**Directions**. Leave out the pictures and copy the remaining records exactly.

[Data items]

- - - - -

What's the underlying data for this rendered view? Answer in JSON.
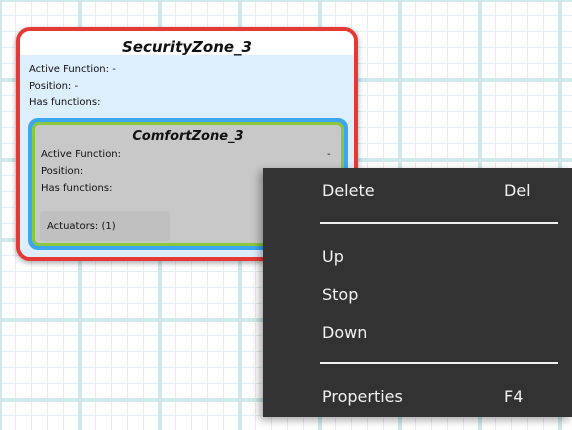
{
  "security_zone": {
    "title": "SecurityZone_3",
    "active_function_label": "Active Function: -",
    "position_label": "Position: -",
    "has_functions_label": "Has functions:"
  },
  "comfort_zone": {
    "title": "ComfortZone_3",
    "active_function_label": "Active Function:",
    "active_function_value": "-",
    "position_label": "Position:",
    "has_functions_label": "Has functions:",
    "actuators_label": "Actuators: (1)"
  },
  "context_menu": {
    "items": [
      {
        "label": "Delete",
        "shortcut": "Del"
      },
      {
        "label": "Up",
        "shortcut": ""
      },
      {
        "label": "Stop",
        "shortcut": ""
      },
      {
        "label": "Down",
        "shortcut": ""
      },
      {
        "label": "Properties",
        "shortcut": "F4"
      }
    ]
  },
  "colors": {
    "security_border": "#e53935",
    "comfort_outer_border": "#3aa7f0",
    "comfort_inner_border": "#8cc63f",
    "menu_background": "#323232"
  }
}
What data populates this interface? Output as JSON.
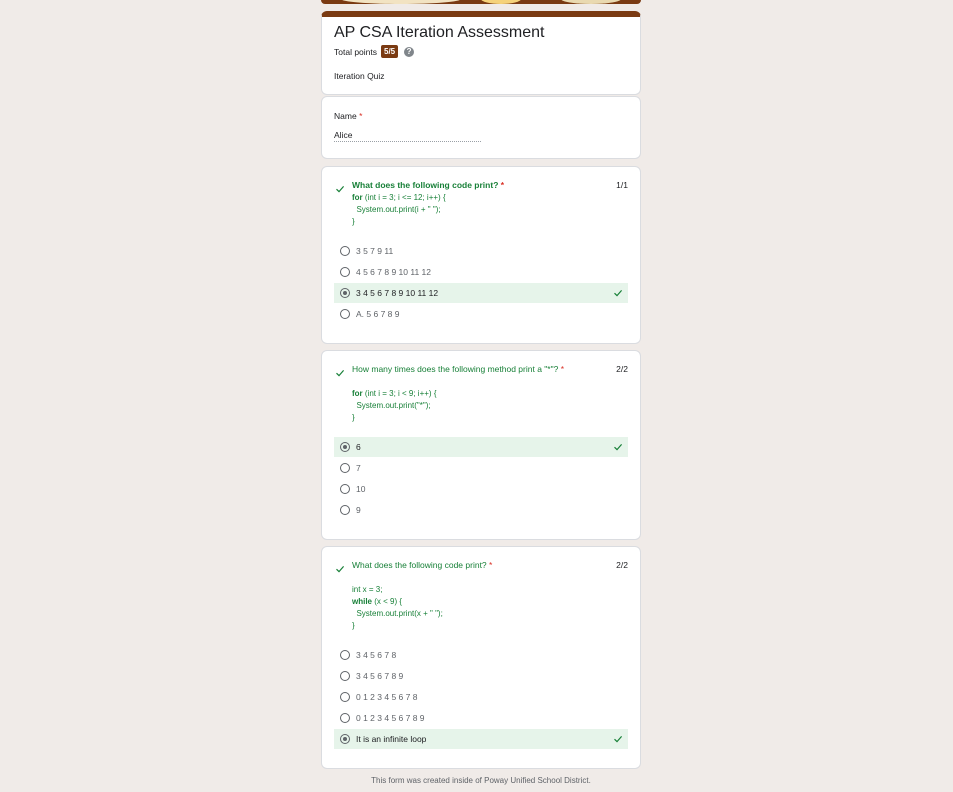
{
  "form": {
    "title": "AP CSA Iteration Assessment",
    "total_points_label": "Total points",
    "score": "5/5",
    "description": "Iteration Quiz"
  },
  "name_field": {
    "label": "Name",
    "required_mark": "*",
    "value": "Alice"
  },
  "questions": [
    {
      "text": "What does the following code print?",
      "required_mark": "*",
      "score": "1/1",
      "code_lines": [
        {
          "kw": "for",
          "rest": " (int i = 3; i <= 12; i++) {"
        },
        {
          "kw": "",
          "rest": "  System.out.print(i + \" \");"
        },
        {
          "kw": "",
          "rest": "}"
        }
      ],
      "options": [
        "3 5 7 9 11",
        "4 5 6 7 8 9 10 11 12",
        "3 4 5 6 7 8 9 10 11 12",
        "A. 5 6 7 8 9"
      ],
      "selected_index": 2
    },
    {
      "text": "How many times does the following method print a \"*\"?",
      "required_mark": "*",
      "score": "2/2",
      "code_lines": [
        {
          "kw": "for",
          "rest": " (int i = 3; i < 9; i++) {"
        },
        {
          "kw": "",
          "rest": "  System.out.print(\"*\");"
        },
        {
          "kw": "",
          "rest": "}"
        }
      ],
      "options": [
        "6",
        "7",
        "10",
        "9"
      ],
      "selected_index": 0
    },
    {
      "text": "What does the following code print?",
      "required_mark": "*",
      "score": "2/2",
      "code_lines": [
        {
          "kw": "",
          "rest": "int x = 3;"
        },
        {
          "kw": "while",
          "rest": " (x < 9) {"
        },
        {
          "kw": "",
          "rest": "  System.out.print(x + \" \");"
        },
        {
          "kw": "",
          "rest": "}"
        }
      ],
      "options": [
        "3 4 5 6 7 8",
        "3 4 5 6 7 8 9",
        "0 1 2 3 4 5 6 7 8",
        "0 1 2 3 4 5 6 7 8 9",
        "It is an infinite loop"
      ],
      "selected_index": 4
    }
  ],
  "footer": "This form was created inside of Poway Unified School District.",
  "colors": {
    "theme": "#7a3a12",
    "correct_text": "#188038",
    "correct_bg": "#e6f4ea",
    "required": "#d93025"
  }
}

- - - - -

**The output**.
What's the underlying data for this rendered view? Answer in JSON.
{
  "security_zone": {
    "title": "SecurityZone_3",
    "active_function_label": "Active Function: -",
    "position_label": "Position: -",
    "has_functions_label": "Has functions:"
  },
  "comfort_zone": {
    "title": "ComfortZone_3",
    "active_function_label": "Active Function:",
    "active_function_value": "-",
    "position_label": "Position:",
    "has_functions_label": "Has functions:",
    "actuators_label": "Actuators: (1)"
  },
  "context_menu": {
    "items": [
      {
        "label": "Delete",
        "shortcut": "Del"
      },
      {
        "label": "Up",
        "shortcut": ""
      },
      {
        "label": "Stop",
        "shortcut": ""
      },
      {
        "label": "Down",
        "shortcut": ""
      },
      {
        "label": "Properties",
        "shortcut": "F4"
      }
    ]
  },
  "colors": {
    "security_border": "#e53935",
    "comfort_outer_border": "#3aa7f0",
    "comfort_inner_border": "#8cc63f",
    "menu_background": "#323232"
  }
}
What data populates this interface? Output as JSON.
{
  "form": {
    "title": "AP CSA Iteration Assessment",
    "total_points_label": "Total points",
    "score": "5/5",
    "description": "Iteration Quiz"
  },
  "name_field": {
    "label": "Name",
    "required_mark": "*",
    "value": "Alice"
  },
  "questions": [
    {
      "text": "What does the following code print?",
      "required_mark": "*",
      "score": "1/1",
      "code_lines": [
        {
          "kw": "for",
          "rest": " (int i = 3; i <= 12; i++) {"
        },
        {
          "kw": "",
          "rest": "  System.out.print(i + \" \");"
        },
        {
          "kw": "",
          "rest": "}"
        }
      ],
      "options": [
        "3 5 7 9 11",
        "4 5 6 7 8 9 10 11 12",
        "3 4 5 6 7 8 9 10 11 12",
        "A. 5 6 7 8 9"
      ],
      "selected_index": 2
    },
    {
      "text": "How many times does the following method print a \"*\"?",
      "required_mark": "*",
      "score": "2/2",
      "code_lines": [
        {
          "kw": "for",
          "rest": " (int i = 3; i < 9; i++) {"
        },
        {
          "kw": "",
          "rest": "  System.out.print(\"*\");"
        },
        {
          "kw": "",
          "rest": "}"
        }
      ],
      "options": [
        "6",
        "7",
        "10",
        "9"
      ],
      "selected_index": 0
    },
    {
      "text": "What does the following code print?",
      "required_mark": "*",
      "score": "2/2",
      "code_lines": [
        {
          "kw": "",
          "rest": "int x = 3;"
        },
        {
          "kw": "while",
          "rest": " (x < 9) {"
        },
        {
          "kw": "",
          "rest": "  System.out.print(x + \" \");"
        },
        {
          "kw": "",
          "rest": "}"
        }
      ],
      "options": [
        "3 4 5 6 7 8",
        "3 4 5 6 7 8 9",
        "0 1 2 3 4 5 6 7 8",
        "0 1 2 3 4 5 6 7 8 9",
        "It is an infinite loop"
      ],
      "selected_index": 4
    }
  ],
  "footer": "This form was created inside of Poway Unified School District.",
  "colors": {
    "theme": "#7a3a12",
    "correct_text": "#188038",
    "correct_bg": "#e6f4ea",
    "required": "#d93025"
  }
}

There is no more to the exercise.